(READING TEXT)
Lastly I\'ve been feeling like jQuery is slowly becoming the defacto standard in JS libraries (I might be wrong!), or at least that is more active than the rest of the framework
Prototype and JQuery cover very similar fields. I have used Prototype as my main JS Framework for many years professionally, and I'm migrating to JQuery. Here's why:
JQuery is faster. Prototype comes last in all performance comparisons I've seen (Random pick here). I also have a long-standing subjective impression that Prototype's effects are slower overall, especially on older machines.
JQuery seems to be more popular, not only, but also, on Stack Overflow. Which means it is way easier to get support, and the number of available plug-ins and ready-made code is much larger. That's not the central reason for me but together with the overall impression that jQuery is the more technically sound platform, the choice became obvious.
My only dislike is:
Re the comments: Additional clarification about what I don't like about jQuery's coding style.
In one word: Brackets. Thousands and thousands of them :)
Seriously though. I realize that much of what is considered "jQuery style" are shortcuts and shorthands that are entirely optional to use. Still, from a code readability and maintainability perspective, I find large chunks of jQuery code much more difficult to read and get into. Yes, that will become much easier with growing jQuery experience, but, I want my code to be readable even to a total outsider. In regards to that, jQuery is not going into the right direction IMO. Much of the code is plain ugly. It is my only major criticism of this great framework to date.
(End READING TEXT)
(RECORD EXTRACTS)
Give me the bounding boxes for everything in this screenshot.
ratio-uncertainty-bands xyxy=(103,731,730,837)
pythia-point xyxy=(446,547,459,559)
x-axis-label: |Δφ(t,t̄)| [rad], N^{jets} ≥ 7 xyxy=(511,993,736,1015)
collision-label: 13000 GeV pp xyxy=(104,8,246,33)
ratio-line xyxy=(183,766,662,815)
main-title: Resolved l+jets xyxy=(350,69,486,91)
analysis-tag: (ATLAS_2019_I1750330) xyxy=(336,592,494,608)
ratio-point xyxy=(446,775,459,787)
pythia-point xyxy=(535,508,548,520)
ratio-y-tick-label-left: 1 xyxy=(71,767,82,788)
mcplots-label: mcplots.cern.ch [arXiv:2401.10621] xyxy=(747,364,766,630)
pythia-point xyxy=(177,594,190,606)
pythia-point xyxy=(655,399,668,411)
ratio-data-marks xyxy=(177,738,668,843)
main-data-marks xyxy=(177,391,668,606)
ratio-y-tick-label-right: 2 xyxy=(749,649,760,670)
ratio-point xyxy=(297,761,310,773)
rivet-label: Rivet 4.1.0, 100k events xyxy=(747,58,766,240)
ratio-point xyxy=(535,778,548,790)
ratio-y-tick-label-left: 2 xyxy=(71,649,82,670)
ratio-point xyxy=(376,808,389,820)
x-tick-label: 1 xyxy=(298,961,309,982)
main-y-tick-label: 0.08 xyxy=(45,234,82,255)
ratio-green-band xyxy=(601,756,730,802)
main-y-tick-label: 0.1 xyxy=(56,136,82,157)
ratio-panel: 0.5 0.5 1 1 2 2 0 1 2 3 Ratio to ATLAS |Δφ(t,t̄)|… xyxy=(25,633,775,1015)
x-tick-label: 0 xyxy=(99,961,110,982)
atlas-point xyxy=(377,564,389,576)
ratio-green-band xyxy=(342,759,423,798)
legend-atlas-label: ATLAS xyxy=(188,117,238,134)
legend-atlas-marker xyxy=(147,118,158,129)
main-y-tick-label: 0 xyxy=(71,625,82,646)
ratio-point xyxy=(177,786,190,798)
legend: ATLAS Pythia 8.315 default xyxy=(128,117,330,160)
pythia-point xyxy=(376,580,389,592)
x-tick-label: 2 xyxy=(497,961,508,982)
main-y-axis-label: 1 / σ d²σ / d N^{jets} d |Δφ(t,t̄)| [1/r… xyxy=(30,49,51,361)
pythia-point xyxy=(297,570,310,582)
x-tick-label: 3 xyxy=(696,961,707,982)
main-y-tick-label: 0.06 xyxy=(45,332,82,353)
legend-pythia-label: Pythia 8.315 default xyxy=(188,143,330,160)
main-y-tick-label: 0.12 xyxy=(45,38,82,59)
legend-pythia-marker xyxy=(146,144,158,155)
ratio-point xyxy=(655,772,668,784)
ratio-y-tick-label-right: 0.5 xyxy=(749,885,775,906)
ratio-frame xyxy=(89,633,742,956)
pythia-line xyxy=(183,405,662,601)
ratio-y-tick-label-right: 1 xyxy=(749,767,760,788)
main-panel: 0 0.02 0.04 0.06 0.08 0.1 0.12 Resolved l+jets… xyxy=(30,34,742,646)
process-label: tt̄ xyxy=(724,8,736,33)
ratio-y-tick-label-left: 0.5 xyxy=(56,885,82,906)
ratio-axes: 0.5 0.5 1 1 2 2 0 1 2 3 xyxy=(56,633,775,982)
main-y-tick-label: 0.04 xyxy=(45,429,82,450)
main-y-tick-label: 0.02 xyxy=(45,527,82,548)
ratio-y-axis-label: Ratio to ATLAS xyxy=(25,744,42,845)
(End RECORD EXTRACTS)
WORK REQUIRED » In the text comparing Prototype and jQuery, where does Prototype place in all the performance comparisons the writer has seen? Answer using only the text about Prototype and jQuery, not the material.

OUTPUT FOR THIS TASK » It comes last in all of them.